Stated problem :: Select lines where the word "frac" appears.
┌────────
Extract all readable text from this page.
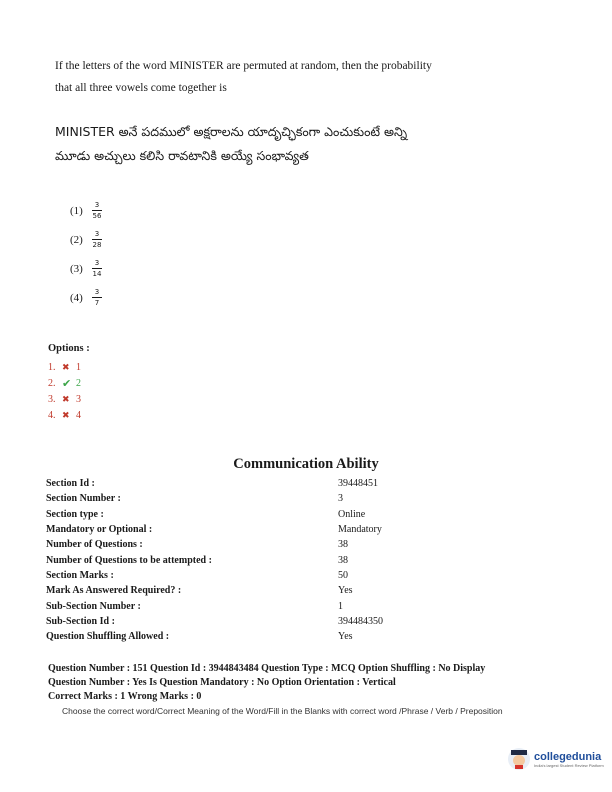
If the letters of the word MINISTER are permuted at random, then the probability
that all three vowels come together is
MINISTER అనే పదములో అక్షరాలను యాదృచ్ఛికంగా ఎంచుకుంటే అన్ని
మూడు అచ్చులు కలిసి రావటానికి అయ్యే సంభావ్యత
(1)	$\frac{3}{56}$
(2)	$\frac{3}{28}$
(3)	$\frac{3}{14}$
(4)	$\frac{3}{7}$
Options :
1. ✖ 1
2. ✔ 2
3. ✖ 3
4. ✖ 4
Communication Ability
Section Id :	39448451
Section Number :	3
Section type :	Online
Mandatory or Optional :	Mandatory
Number of Questions :	38
Number of Questions to be attempted :	38
Section Marks :	50
Mark As Answered Required? :	Yes
Sub-Section Number :	1
Sub-Section Id :	394484350
Question Shuffling Allowed :	Yes
Question Number : 151 Question Id : 3944843484 Question Type : MCQ Option Shuffling : No Display
Question Number : Yes Is Question Mandatory : No Option Orientation : Vertical
Correct Marks : 1 Wrong Marks : 0
Choose the correct word/Correct Meaning of the Word/Fill in the Blanks with correct word /Phrase / Verb / Preposition
collegedunia
India's largest Student Review Platform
└────────
Task solution ::
(1)	$\frac{3}{56}$
(2)	$\frac{3}{28}$
(3)	$\frac{3}{14}$
(4)	$\frac{3}{7}$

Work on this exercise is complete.